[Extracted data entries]
......

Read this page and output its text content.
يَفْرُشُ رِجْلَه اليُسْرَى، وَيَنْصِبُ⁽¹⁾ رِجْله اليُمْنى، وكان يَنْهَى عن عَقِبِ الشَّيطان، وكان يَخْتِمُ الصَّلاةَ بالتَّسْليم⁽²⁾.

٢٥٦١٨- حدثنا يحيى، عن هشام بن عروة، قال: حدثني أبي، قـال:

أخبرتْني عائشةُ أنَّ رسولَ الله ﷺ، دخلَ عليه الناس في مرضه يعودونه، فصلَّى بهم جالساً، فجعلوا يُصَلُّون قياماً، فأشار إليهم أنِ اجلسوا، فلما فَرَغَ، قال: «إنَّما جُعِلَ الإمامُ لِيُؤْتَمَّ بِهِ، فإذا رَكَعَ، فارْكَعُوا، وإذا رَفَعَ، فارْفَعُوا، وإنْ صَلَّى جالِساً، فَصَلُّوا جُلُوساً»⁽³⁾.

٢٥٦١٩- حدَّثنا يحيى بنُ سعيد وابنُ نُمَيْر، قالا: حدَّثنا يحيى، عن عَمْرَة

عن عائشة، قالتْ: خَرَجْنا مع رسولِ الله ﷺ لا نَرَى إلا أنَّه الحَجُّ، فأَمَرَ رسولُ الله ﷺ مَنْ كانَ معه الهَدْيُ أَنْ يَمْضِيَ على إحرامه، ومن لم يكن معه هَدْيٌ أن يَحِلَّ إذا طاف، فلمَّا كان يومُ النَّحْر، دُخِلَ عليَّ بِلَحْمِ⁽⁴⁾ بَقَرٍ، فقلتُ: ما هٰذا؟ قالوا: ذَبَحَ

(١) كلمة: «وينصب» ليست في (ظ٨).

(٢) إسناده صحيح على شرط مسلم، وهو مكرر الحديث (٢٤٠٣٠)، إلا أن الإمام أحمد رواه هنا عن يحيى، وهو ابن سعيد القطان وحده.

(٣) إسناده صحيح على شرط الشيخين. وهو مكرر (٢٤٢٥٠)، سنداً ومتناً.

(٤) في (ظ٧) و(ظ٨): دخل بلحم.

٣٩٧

......

Goal - Copy out the whole listing exactly as written.

The answer -
Read this page and output its text content.
يَفْرُشُ رِجْلَه اليُسْرَى، وَيَنْصِبُ⁽¹⁾ رِجْله اليُمْنى، وكان يَنْهَى عن عَقِبِ الشَّيطان، وكان يَخْتِمُ الصَّلاةَ بالتَّسْليم⁽²⁾.

٢٥٦١٨- حدثنا يحيى، عن هشام بن عروة، قال: حدثني أبي، قـال:

أخبرتْني عائشةُ أنَّ رسولَ الله ﷺ، دخلَ عليه الناس في مرضه يعودونه، فصلَّى بهم جالساً، فجعلوا يُصَلُّون قياماً، فأشار إليهم أنِ اجلسوا، فلما فَرَغَ، قال: «إنَّما جُعِلَ الإمامُ لِيُؤْتَمَّ بِهِ، فإذا رَكَعَ، فارْكَعُوا، وإذا رَفَعَ، فارْفَعُوا، وإنْ صَلَّى جالِساً، فَصَلُّوا جُلُوساً»⁽³⁾.

٢٥٦١٩- حدَّثنا يحيى بنُ سعيد وابنُ نُمَيْر، قالا: حدَّثنا يحيى، عن عَمْرَة

عن عائشة، قالتْ: خَرَجْنا مع رسولِ الله ﷺ لا نَرَى إلا أنَّه الحَجُّ، فأَمَرَ رسولُ الله ﷺ مَنْ كانَ معه الهَدْيُ أَنْ يَمْضِيَ على إحرامه، ومن لم يكن معه هَدْيٌ أن يَحِلَّ إذا طاف، فلمَّا كان يومُ النَّحْر، دُخِلَ عليَّ بِلَحْمِ⁽⁴⁾ بَقَرٍ، فقلتُ: ما هٰذا؟ قالوا: ذَبَحَ

(١) كلمة: «وينصب» ليست في (ظ٨).

(٢) إسناده صحيح على شرط مسلم، وهو مكرر الحديث (٢٤٠٣٠)، إلا أن الإمام أحمد رواه هنا عن يحيى، وهو ابن سعيد القطان وحده.

(٣) إسناده صحيح على شرط الشيخين. وهو مكرر (٢٤٢٥٠)، سنداً ومتناً.

(٤) في (ظ٧) و(ظ٨): دخل بلحم.

٣٩٧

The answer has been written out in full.